What is required
Copy out the lines that have "triangle" in them.

Given data
BEGIN

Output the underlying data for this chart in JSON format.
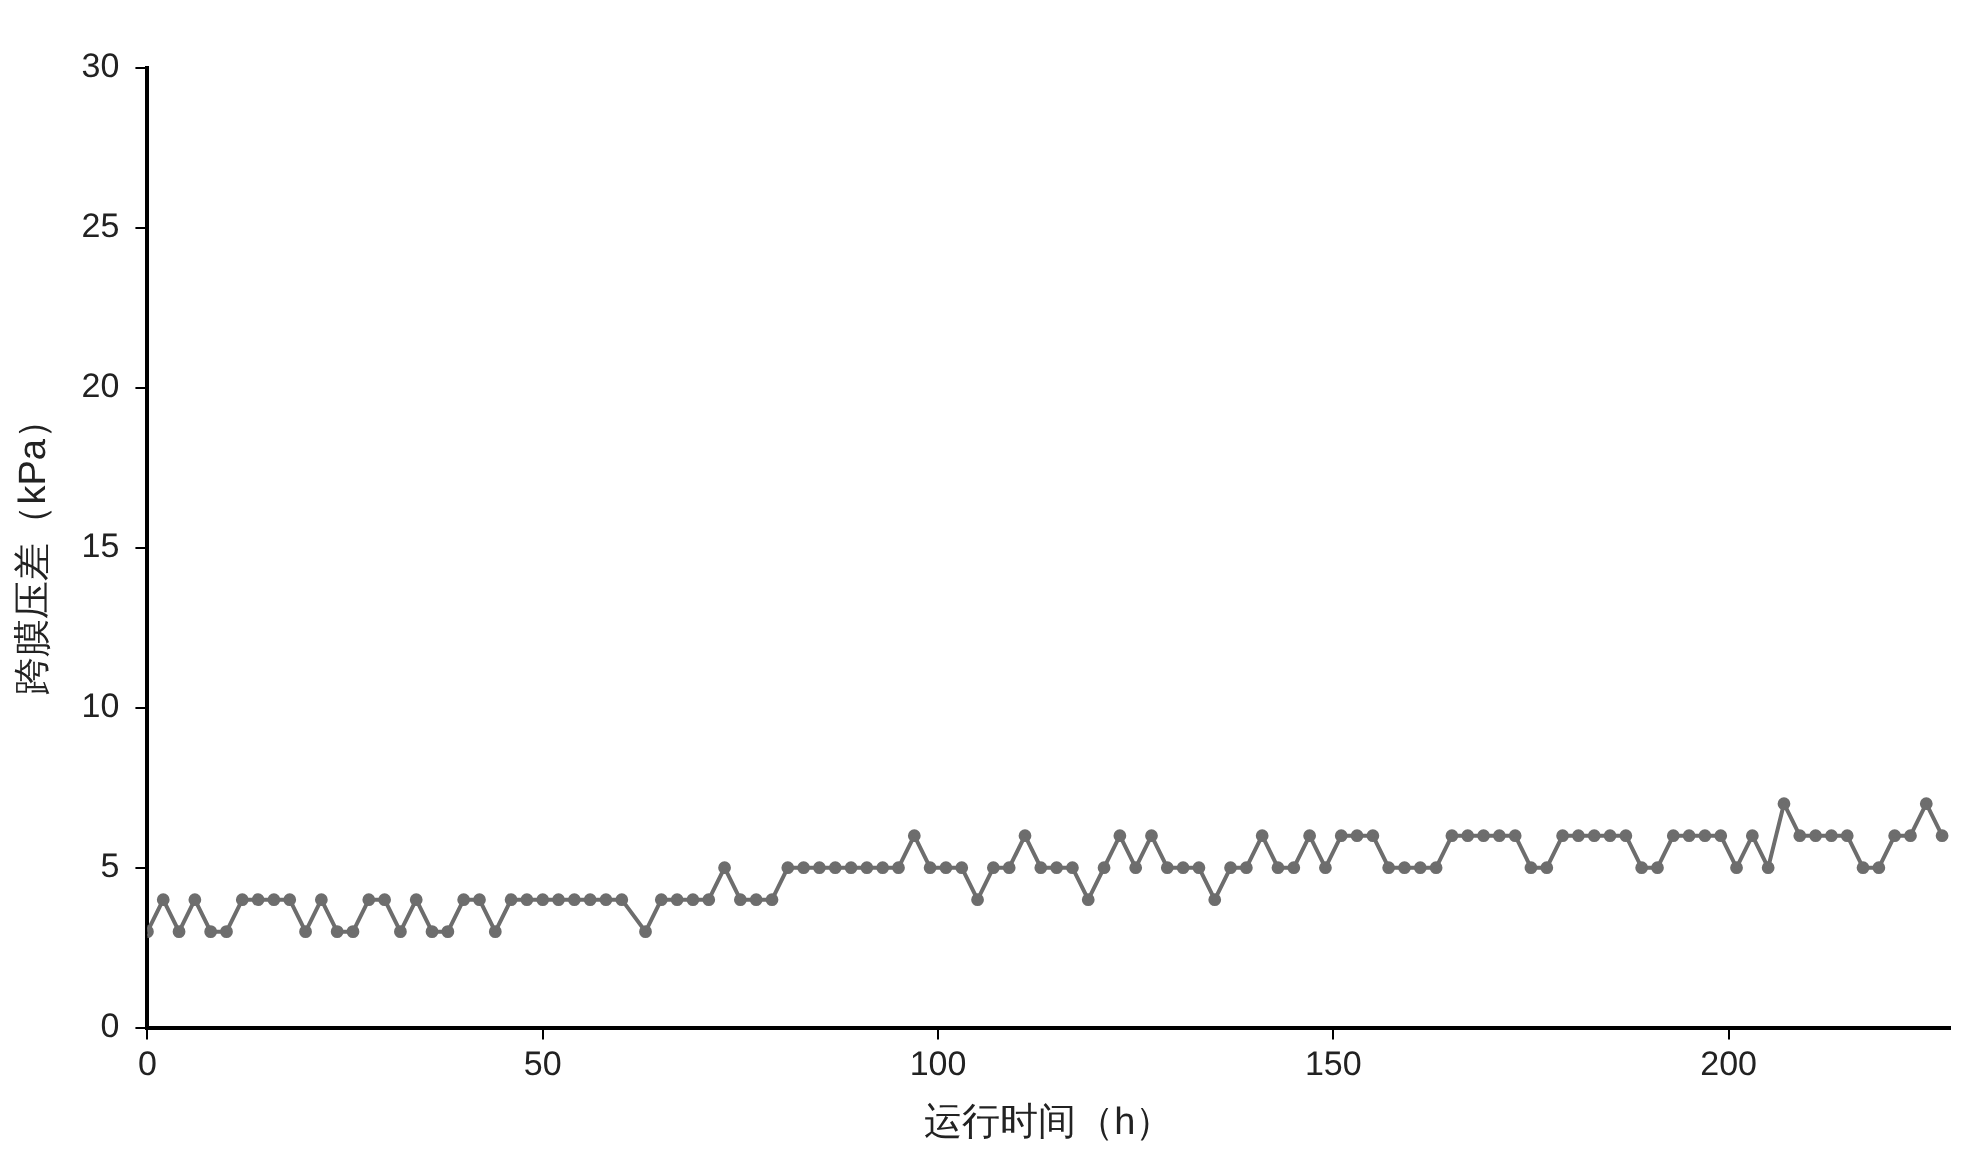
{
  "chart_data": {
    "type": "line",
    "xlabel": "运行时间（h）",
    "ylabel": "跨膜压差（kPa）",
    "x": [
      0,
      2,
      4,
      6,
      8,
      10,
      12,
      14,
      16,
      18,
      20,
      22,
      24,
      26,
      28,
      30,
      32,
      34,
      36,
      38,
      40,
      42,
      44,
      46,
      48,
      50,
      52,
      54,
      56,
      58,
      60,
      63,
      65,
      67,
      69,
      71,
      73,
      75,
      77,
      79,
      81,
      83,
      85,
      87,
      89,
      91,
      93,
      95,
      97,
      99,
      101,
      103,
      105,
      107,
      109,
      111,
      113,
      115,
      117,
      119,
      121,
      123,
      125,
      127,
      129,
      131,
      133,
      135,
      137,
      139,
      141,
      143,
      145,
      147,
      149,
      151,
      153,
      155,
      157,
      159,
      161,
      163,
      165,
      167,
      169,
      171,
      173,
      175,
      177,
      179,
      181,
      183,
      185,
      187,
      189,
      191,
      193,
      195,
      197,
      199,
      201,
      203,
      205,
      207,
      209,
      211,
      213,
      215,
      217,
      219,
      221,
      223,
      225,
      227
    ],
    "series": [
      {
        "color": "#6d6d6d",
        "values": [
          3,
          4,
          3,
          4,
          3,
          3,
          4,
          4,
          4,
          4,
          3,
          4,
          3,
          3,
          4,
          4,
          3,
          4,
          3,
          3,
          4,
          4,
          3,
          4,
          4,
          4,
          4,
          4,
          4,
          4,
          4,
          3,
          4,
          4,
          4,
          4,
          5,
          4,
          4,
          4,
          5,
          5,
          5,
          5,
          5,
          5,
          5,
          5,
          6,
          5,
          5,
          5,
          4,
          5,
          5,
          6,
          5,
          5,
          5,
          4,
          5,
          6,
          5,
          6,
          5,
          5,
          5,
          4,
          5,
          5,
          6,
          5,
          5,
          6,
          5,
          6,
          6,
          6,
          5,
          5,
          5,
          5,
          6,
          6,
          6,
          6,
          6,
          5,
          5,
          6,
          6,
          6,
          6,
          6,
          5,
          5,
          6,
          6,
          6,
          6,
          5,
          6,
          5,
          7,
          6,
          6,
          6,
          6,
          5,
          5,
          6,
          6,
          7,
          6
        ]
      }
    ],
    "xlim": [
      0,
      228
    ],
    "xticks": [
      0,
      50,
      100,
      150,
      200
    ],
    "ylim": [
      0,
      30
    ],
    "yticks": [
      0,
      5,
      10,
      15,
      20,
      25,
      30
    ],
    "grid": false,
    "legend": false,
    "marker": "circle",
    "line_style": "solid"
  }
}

END
BEGIN

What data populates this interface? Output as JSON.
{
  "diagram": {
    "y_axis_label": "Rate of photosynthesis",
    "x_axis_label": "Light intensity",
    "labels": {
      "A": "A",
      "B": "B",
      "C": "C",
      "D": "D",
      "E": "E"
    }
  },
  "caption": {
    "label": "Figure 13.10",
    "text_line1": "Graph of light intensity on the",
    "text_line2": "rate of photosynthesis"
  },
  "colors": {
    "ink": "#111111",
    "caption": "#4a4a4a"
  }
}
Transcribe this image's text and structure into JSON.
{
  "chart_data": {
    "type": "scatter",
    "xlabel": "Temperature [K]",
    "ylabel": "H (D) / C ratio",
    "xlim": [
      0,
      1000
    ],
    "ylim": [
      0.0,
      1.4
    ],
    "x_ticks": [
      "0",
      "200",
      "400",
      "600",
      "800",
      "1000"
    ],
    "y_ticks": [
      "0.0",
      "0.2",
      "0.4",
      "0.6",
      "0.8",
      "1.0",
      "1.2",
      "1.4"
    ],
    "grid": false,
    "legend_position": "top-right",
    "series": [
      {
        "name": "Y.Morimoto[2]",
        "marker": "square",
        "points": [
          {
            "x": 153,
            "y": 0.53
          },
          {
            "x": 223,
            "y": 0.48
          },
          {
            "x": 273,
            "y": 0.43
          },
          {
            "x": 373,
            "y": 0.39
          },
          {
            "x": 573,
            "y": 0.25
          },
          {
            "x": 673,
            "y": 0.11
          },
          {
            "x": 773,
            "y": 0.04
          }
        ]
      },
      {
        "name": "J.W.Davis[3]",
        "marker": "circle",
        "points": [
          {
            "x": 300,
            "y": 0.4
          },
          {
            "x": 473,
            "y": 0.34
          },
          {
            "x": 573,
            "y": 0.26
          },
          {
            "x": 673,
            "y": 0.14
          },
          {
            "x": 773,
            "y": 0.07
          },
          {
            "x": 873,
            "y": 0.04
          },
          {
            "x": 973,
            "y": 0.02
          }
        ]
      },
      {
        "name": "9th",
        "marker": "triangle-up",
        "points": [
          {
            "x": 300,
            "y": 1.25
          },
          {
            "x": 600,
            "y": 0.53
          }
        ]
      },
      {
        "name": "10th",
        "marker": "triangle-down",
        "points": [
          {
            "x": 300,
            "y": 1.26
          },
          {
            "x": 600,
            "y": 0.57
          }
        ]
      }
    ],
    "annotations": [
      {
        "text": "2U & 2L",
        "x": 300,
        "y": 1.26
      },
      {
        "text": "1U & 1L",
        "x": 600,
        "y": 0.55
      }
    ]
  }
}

END

The completed task
        "marker": "triangle-up",
        "marker": "triangle-down",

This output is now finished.